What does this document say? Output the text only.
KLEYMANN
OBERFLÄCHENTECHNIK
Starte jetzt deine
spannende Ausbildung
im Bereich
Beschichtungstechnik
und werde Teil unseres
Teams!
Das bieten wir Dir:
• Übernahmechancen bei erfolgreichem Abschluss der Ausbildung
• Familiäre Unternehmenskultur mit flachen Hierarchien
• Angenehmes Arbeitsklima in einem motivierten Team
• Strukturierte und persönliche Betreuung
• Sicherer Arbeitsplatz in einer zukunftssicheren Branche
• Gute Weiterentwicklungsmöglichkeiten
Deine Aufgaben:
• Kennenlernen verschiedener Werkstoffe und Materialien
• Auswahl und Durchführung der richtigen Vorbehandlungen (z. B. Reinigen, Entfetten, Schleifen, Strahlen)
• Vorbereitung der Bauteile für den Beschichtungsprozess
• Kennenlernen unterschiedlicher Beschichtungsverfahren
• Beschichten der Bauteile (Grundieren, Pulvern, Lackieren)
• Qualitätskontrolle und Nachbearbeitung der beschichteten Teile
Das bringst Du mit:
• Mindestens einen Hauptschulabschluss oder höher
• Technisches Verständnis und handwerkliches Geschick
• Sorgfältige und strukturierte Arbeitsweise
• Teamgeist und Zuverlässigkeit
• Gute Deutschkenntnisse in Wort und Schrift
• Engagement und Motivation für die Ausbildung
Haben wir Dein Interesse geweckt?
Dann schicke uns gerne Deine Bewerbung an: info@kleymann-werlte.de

EXERCISE GOAL:
Reproduce the data in its entirety, matching each character.

OUTPUT FOR THIS EXERCISE:
What does this document say? Output the text only.
KLEYMANN
OBERFLÄCHENTECHNIK
Starte jetzt deine
spannende Ausbildung
im Bereich
Beschichtungstechnik
und werde Teil unseres
Teams!
Das bieten wir Dir:
• Übernahmechancen bei erfolgreichem Abschluss der Ausbildung
• Familiäre Unternehmenskultur mit flachen Hierarchien
• Angenehmes Arbeitsklima in einem motivierten Team
• Strukturierte und persönliche Betreuung
• Sicherer Arbeitsplatz in einer zukunftssicheren Branche
• Gute Weiterentwicklungsmöglichkeiten
Deine Aufgaben:
• Kennenlernen verschiedener Werkstoffe und Materialien
• Auswahl und Durchführung der richtigen Vorbehandlungen (z. B. Reinigen, Entfetten, Schleifen, Strahlen)
• Vorbereitung der Bauteile für den Beschichtungsprozess
• Kennenlernen unterschiedlicher Beschichtungsverfahren
• Beschichten der Bauteile (Grundieren, Pulvern, Lackieren)
• Qualitätskontrolle und Nachbearbeitung der beschichteten Teile
Das bringst Du mit:
• Mindestens einen Hauptschulabschluss oder höher
• Technisches Verständnis und handwerkliches Geschick
• Sorgfältige und strukturierte Arbeitsweise
• Teamgeist und Zuverlässigkeit
• Gute Deutschkenntnisse in Wort und Schrift
• Engagement und Motivation für die Ausbildung
Haben wir Dein Interesse geweckt?
Dann schicke uns gerne Deine Bewerbung an: info@kleymann-werlte.de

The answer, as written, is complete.